Excerpts from a layout annotation set
====================
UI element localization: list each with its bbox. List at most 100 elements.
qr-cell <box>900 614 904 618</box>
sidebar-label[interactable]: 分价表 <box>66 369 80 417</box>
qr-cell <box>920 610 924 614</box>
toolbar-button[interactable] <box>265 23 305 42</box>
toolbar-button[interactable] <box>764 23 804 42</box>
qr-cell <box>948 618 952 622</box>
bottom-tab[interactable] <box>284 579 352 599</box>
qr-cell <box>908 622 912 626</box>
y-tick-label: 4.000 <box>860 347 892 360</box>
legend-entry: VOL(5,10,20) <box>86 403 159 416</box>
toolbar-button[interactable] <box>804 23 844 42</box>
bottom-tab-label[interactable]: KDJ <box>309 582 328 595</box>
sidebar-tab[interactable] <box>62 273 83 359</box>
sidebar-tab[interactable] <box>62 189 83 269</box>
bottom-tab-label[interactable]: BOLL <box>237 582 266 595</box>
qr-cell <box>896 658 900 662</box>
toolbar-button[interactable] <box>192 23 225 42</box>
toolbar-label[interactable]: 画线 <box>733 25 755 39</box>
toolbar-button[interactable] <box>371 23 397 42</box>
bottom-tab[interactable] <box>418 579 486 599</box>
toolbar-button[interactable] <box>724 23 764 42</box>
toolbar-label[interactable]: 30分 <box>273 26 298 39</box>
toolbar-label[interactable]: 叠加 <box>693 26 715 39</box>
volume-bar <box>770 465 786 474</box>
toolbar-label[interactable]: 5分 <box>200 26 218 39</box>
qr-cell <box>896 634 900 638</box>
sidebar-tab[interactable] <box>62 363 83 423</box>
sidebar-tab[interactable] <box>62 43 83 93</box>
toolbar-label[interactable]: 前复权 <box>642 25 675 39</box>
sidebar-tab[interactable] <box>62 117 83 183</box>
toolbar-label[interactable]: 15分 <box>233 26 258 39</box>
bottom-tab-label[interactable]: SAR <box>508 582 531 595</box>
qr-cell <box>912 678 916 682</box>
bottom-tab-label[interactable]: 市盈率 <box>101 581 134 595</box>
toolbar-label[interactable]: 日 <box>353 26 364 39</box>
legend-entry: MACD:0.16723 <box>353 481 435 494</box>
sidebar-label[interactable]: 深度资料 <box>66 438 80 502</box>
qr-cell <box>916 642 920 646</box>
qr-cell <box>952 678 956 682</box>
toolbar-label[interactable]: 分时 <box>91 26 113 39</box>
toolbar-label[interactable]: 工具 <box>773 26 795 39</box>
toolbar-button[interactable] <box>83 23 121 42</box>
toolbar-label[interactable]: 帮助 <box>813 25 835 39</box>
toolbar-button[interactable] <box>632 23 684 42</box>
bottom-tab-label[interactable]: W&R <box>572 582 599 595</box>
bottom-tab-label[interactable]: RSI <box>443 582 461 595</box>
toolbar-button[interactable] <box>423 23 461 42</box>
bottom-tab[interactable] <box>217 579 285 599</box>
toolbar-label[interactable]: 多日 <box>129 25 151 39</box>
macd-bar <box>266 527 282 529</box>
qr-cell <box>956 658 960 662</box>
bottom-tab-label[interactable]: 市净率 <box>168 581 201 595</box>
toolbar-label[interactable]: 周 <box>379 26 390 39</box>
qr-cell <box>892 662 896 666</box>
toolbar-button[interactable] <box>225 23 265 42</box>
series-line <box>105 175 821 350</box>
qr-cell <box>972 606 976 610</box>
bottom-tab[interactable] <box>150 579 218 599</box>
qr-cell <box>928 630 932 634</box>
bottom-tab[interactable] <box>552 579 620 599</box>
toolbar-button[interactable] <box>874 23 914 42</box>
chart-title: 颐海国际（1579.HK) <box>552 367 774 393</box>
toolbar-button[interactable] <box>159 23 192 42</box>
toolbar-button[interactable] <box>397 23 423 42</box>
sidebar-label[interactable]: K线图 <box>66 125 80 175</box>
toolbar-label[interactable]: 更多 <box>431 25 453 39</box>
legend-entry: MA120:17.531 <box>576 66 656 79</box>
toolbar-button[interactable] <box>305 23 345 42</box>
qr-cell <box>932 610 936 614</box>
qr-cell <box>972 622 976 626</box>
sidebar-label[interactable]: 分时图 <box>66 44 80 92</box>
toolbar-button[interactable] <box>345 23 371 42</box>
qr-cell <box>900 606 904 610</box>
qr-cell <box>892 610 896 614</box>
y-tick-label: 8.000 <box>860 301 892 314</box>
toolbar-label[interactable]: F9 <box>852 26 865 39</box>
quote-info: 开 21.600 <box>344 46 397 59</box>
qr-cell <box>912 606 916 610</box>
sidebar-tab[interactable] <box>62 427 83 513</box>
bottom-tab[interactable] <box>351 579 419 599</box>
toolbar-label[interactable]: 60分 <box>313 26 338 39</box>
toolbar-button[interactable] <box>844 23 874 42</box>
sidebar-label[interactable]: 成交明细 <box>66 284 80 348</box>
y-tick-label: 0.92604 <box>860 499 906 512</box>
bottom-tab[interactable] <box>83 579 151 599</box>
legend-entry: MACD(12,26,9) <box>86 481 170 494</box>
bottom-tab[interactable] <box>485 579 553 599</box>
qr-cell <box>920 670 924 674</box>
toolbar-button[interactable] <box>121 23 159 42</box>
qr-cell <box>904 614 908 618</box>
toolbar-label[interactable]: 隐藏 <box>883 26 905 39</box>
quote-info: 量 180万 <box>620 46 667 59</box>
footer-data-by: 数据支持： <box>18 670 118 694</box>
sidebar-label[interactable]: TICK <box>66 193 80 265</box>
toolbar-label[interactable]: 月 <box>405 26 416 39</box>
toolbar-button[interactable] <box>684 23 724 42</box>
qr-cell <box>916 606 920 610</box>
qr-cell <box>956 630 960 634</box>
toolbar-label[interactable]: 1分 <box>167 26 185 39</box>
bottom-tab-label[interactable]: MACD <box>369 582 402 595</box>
====================
EXERCISE REQUIREMENTS —
Put every line of the items above into a Markdown table with the columns "No." and "Line," numbering the rows in order and leaving out blank lines.

RESULT OF THIS TASK —
| No. | Line |
|---|---|
| 1 | UI element localization: list each with its bbox. List at most 100 elements. |
| 2 | qr-cell <box>900 614 904 618</box> |
| 3 | sidebar-label[interactable]: 分价表 <box>66 369 80 417</box> |
| 4 | qr-cell <box>920 610 924 614</box> |
| 5 | toolbar-button[interactable] <box>265 23 305 42</box> |
| 6 | toolbar-button[interactable] <box>764 23 804 42</box> |
| 7 | qr-cell <box>948 618 952 622</box> |
| 8 | bottom-tab[interactable] <box>284 579 352 599</box> |
| 9 | qr-cell <box>908 622 912 626</box> |
| 10 | y-tick-label: 4.000 <box>860 347 892 360</box> |
| 11 | legend-entry: VOL(5,10,20) <box>86 403 159 416</box> |
| 12 | toolbar-button[interactable] <box>804 23 844 42</box> |
| 13 | bottom-tab-label[interactable]: KDJ <box>309 582 328 595</box> |
| 14 | sidebar-tab[interactable] <box>62 273 83 359</box> |
| 15 | sidebar-tab[interactable] <box>62 189 83 269</box> |
| 16 | bottom-tab-label[interactable]: BOLL <box>237 582 266 595</box> |
| 17 | qr-cell <box>896 658 900 662</box> |
| 18 | toolbar-button[interactable] <box>192 23 225 42</box> |
| 19 | toolbar-label[interactable]: 画线 <box>733 25 755 39</box> |
| 20 | toolbar-button[interactable] <box>371 23 397 42</box> |
| 21 | bottom-tab[interactable] <box>418 579 486 599</box> |
| 22 | toolbar-button[interactable] <box>724 23 764 42</box> |
| 23 | toolbar-label[interactable]: 30分 <box>273 26 298 39</box> |
| 24 | toolbar-label[interactable]: 叠加 <box>693 26 715 39</box> |
| 25 | volume-bar <box>770 465 786 474</box> |
| 26 | toolbar-label[interactable]: 5分 <box>200 26 218 39</box> |
| 27 | qr-cell <box>896 634 900 638</box> |
| 28 | sidebar-tab[interactable] <box>62 363 83 423</box> |
| 29 | sidebar-tab[interactable] <box>62 43 83 93</box> |
| 30 | toolbar-label[interactable]: 前复权 <box>642 25 675 39</box> |
| 31 | sidebar-tab[interactable] <box>62 117 83 183</box> |
| 32 | toolbar-label[interactable]: 15分 <box>233 26 258 39</box> |
| 33 | bottom-tab-label[interactable]: SAR <box>508 582 531 595</box> |
| 34 | qr-cell <box>912 678 916 682</box> |
| 35 | bottom-tab-label[interactable]: 市盈率 <box>101 581 134 595</box> |
| 36 | toolbar-label[interactable]: 日 <box>353 26 364 39</box> |
| 37 | legend-entry: MACD:0.16723 <box>353 481 435 494</box> |
| 38 | sidebar-label[interactable]: 深度资料 <box>66 438 80 502</box> |
| 39 | qr-cell <box>916 642 920 646</box> |
| 40 | qr-cell <box>952 678 956 682</box> |
| 41 | toolbar-label[interactable]: 分时 <box>91 26 113 39</box> |
| 42 | toolbar-label[interactable]: 工具 <box>773 26 795 39</box> |
| 43 | toolbar-button[interactable] <box>83 23 121 42</box> |
| 44 | toolbar-label[interactable]: 帮助 <box>813 25 835 39</box> |
| 45 | toolbar-button[interactable] <box>632 23 684 42</box> |
| 46 | bottom-tab-label[interactable]: W&R <box>572 582 599 595</box> |
| 47 | bottom-tab-label[interactable]: RSI <box>443 582 461 595</box> |
| 48 | toolbar-button[interactable] <box>423 23 461 42</box> |
| 49 | bottom-tab[interactable] <box>217 579 285 599</box> |
| 50 | toolbar-label[interactable]: 多日 <box>129 25 151 39</box> |
| 51 | macd-bar <box>266 527 282 529</box> |
| 52 | qr-cell <box>956 658 960 662</box> |
| 53 | bottom-tab-label[interactable]: 市净率 <box>168 581 201 595</box> |
| 54 | toolbar-label[interactable]: 周 <box>379 26 390 39</box> |
| 55 | qr-cell <box>892 662 896 666</box> |
| 56 | toolbar-button[interactable] <box>225 23 265 42</box> |
| 57 | series-line <box>105 175 821 350</box> |
| 58 | qr-cell <box>972 606 976 610</box> |
| 59 | bottom-tab[interactable] <box>150 579 218 599</box> |
| 60 | qr-cell <box>928 630 932 634</box> |
| 61 | bottom-tab[interactable] <box>552 579 620 599</box> |
| 62 | toolbar-button[interactable] <box>874 23 914 42</box> |
| 63 | chart-title: 颐海国际（1579.HK) <box>552 367 774 393</box> |
| 64 | toolbar-button[interactable] <box>159 23 192 42</box> |
| 65 | toolbar-button[interactable] <box>397 23 423 42</box> |
| 66 | sidebar-label[interactable]: K线图 <box>66 125 80 175</box> |
| 67 | toolbar-label[interactable]: 更多 <box>431 25 453 39</box> |
| 68 | legend-entry: MA120:17.531 <box>576 66 656 79</box> |
| 69 | toolbar-button[interactable] <box>305 23 345 42</box> |
| 70 | qr-cell <box>932 610 936 614</box> |
| 71 | qr-cell <box>972 622 976 626</box> |
| 72 | sidebar-label[interactable]: 分时图 <box>66 44 80 92</box> |
| 73 | toolbar-button[interactable] <box>345 23 371 42</box> |
| 74 | qr-cell <box>900 606 904 610</box> |
| 75 | qr-cell <box>892 610 896 614</box> |
| 76 | y-tick-label: 8.000 <box>860 301 892 314</box> |
| 77 | toolbar-label[interactable]: F9 <box>852 26 865 39</box> |
| 78 | quote-info: 开 21.600 <box>344 46 397 59</box> |
| 79 | qr-cell <box>912 606 916 610</box> |
| 80 | sidebar-tab[interactable] <box>62 427 83 513</box> |
| 81 | bottom-tab[interactable] <box>351 579 419 599</box> |
| 82 | toolbar-label[interactable]: 60分 <box>313 26 338 39</box> |
| 83 | toolbar-button[interactable] <box>844 23 874 42</box> |
| 84 | sidebar-label[interactable]: 成交明细 <box>66 284 80 348</box> |
| 85 | y-tick-label: 0.92604 <box>860 499 906 512</box> |
| 86 | bottom-tab[interactable] <box>83 579 151 599</box> |
| 87 | legend-entry: MACD(12,26,9) <box>86 481 170 494</box> |
| 88 | bottom-tab[interactable] <box>485 579 553 599</box> |
| 89 | qr-cell <box>920 670 924 674</box> |
| 90 | toolbar-button[interactable] <box>121 23 159 42</box> |
| 91 | qr-cell <box>904 614 908 618</box> |
| 92 | toolbar-label[interactable]: 隐藏 <box>883 26 905 39</box> |
| 93 | quote-info: 量 180万 <box>620 46 667 59</box> |
| 94 | footer-data-by: 数据支持： <box>18 670 118 694</box> |
| 95 | sidebar-label[interactable]: TICK <box>66 193 80 265</box> |
| 96 | toolbar-label[interactable]: 月 <box>405 26 416 39</box> |
| 97 | toolbar-button[interactable] <box>684 23 724 42</box> |
| 98 | qr-cell <box>916 606 920 610</box> |
| 99 | qr-cell <box>956 630 960 634</box> |
| 100 | toolbar-label[interactable]: 1分 <box>167 26 185 39</box> |
| 101 | bottom-tab-label[interactable]: MACD <box>369 582 402 595</box> |